-- Start of Supplied material --

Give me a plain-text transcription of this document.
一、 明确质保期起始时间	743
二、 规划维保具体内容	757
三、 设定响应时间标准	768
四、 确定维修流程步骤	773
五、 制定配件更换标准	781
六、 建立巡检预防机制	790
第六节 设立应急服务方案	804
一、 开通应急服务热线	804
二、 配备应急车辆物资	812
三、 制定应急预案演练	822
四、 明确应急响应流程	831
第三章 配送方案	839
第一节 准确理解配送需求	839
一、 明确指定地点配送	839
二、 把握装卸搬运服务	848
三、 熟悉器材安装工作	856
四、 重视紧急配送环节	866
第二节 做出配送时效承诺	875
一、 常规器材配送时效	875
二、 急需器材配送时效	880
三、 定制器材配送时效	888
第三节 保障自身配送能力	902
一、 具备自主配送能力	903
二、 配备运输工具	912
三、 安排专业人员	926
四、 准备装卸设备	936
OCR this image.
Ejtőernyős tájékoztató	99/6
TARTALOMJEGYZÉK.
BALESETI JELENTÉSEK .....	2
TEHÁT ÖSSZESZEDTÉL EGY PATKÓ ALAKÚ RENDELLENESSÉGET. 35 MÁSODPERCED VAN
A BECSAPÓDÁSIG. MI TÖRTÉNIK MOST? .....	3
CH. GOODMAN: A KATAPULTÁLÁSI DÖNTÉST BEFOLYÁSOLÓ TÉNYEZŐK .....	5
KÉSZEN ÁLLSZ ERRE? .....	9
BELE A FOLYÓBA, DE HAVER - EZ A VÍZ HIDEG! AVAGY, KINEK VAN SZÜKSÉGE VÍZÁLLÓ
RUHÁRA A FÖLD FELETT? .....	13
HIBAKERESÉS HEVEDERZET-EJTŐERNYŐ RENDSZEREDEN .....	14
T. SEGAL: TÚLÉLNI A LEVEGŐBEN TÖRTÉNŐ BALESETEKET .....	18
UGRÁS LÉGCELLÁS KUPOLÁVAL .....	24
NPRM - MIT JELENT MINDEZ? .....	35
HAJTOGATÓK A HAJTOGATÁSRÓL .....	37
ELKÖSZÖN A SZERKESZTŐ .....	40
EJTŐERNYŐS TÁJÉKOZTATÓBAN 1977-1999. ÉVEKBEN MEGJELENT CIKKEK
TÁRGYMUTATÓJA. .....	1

-- End of Supplied material --

__What the task asks__. Each line above that includes "this" should be shown.

__Exercise output__.
Give me a plain-text transcription of this document.
OCR this image.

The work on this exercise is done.